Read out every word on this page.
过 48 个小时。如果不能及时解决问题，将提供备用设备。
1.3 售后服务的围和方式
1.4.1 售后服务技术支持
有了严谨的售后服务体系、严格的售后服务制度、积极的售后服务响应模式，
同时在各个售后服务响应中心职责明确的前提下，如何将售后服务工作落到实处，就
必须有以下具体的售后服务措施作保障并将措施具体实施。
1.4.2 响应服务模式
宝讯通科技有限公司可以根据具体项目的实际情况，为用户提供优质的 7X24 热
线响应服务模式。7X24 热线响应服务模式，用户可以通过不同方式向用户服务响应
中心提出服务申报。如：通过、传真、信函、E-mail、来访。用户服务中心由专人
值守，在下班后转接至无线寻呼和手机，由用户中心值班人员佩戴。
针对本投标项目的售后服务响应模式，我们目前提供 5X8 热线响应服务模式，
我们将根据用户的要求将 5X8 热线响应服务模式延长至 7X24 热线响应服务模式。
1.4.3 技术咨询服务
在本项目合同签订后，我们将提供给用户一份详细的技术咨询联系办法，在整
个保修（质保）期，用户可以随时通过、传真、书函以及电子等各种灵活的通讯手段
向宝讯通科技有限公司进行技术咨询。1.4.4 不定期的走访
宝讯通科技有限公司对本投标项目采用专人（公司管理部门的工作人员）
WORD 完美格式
---
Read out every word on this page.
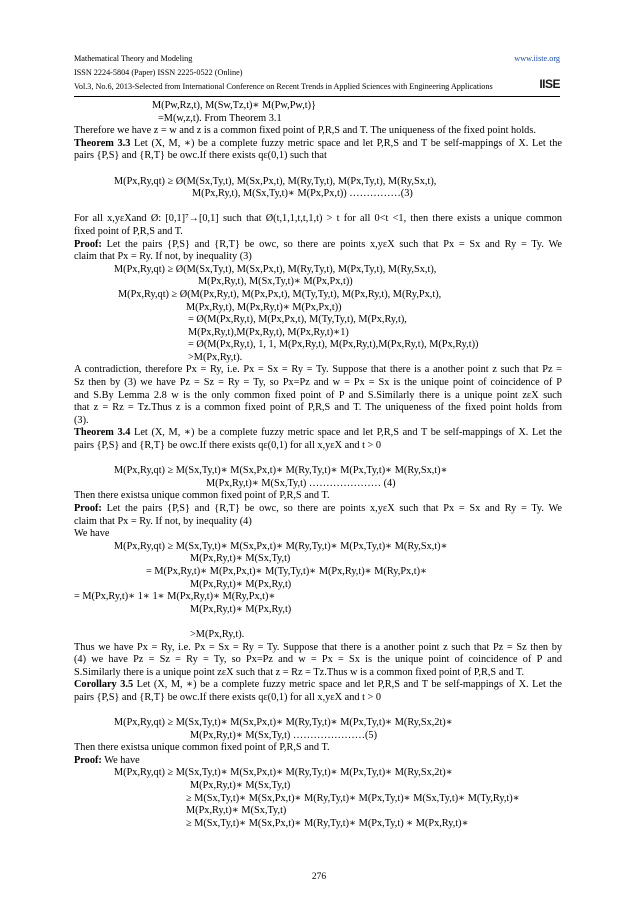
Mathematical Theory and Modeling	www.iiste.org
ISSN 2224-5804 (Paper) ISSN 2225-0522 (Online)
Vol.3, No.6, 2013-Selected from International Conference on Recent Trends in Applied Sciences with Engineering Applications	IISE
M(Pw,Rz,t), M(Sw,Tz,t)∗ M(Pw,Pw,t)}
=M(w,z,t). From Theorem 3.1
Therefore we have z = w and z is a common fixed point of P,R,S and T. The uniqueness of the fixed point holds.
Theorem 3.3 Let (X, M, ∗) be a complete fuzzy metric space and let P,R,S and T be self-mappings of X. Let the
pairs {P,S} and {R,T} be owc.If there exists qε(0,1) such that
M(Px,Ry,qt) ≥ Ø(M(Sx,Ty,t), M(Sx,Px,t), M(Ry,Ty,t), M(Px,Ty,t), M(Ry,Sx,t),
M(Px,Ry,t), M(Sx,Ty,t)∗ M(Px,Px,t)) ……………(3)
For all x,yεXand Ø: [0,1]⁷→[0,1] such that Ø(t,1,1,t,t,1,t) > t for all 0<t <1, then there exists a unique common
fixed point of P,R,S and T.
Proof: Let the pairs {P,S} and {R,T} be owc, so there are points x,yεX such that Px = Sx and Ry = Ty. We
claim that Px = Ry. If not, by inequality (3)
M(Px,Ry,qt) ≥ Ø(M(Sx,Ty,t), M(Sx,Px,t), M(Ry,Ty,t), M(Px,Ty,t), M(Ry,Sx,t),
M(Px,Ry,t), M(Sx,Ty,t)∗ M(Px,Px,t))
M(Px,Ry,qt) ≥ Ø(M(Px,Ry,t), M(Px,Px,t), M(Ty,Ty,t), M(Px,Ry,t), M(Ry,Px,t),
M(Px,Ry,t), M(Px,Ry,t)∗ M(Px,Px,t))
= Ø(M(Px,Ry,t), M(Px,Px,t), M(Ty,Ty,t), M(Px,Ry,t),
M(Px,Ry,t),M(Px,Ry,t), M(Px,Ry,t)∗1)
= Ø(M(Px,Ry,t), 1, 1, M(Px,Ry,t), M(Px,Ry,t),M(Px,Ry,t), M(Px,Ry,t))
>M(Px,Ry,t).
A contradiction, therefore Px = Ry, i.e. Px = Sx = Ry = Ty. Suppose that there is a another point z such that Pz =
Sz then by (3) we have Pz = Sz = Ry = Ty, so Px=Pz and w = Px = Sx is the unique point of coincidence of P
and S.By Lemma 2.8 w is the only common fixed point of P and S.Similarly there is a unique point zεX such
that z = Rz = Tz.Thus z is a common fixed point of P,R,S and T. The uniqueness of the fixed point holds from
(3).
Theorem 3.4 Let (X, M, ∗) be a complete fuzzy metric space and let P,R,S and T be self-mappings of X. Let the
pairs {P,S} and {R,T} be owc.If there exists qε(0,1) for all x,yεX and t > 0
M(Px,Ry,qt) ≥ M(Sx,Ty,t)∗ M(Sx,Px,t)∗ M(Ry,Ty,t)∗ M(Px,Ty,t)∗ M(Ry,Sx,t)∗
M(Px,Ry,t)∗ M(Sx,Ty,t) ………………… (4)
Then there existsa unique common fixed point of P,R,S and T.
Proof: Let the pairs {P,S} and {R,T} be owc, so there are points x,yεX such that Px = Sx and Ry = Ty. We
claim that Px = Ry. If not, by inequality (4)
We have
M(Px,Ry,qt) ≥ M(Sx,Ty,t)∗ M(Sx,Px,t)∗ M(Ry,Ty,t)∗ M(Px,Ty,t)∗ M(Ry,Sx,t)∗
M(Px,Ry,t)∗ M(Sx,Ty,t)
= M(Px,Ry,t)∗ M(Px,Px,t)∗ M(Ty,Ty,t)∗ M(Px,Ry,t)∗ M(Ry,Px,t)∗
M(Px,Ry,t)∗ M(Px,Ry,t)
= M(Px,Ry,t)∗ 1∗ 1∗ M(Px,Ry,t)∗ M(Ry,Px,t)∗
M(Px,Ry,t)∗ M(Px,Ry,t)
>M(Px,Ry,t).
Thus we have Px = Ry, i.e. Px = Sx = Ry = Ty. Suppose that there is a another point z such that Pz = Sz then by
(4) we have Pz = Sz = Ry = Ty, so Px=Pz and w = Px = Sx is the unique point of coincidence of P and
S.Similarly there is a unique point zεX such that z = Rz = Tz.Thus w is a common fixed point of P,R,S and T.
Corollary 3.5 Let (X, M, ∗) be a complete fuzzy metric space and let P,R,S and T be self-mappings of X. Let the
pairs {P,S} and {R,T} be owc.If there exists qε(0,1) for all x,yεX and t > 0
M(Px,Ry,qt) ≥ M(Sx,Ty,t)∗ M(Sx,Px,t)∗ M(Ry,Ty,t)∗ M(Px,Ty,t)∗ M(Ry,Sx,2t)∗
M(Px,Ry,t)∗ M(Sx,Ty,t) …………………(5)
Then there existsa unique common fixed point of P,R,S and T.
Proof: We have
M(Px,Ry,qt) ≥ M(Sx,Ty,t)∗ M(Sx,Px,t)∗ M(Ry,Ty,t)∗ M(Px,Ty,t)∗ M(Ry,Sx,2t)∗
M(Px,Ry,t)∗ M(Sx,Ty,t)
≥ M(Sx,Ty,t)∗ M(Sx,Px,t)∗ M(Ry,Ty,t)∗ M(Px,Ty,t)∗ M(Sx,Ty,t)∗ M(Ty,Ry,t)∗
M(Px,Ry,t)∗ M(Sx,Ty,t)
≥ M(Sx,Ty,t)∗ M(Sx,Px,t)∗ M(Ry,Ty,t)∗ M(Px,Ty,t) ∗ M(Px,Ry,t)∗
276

WHAT TO WORK ON: Copy each line that contains the word "inequality".

OUTPUT OF THE EXERCISE:
claim that Px = Ry. If not, by inequality (3)
claim that Px = Ry. If not, by inequality (4)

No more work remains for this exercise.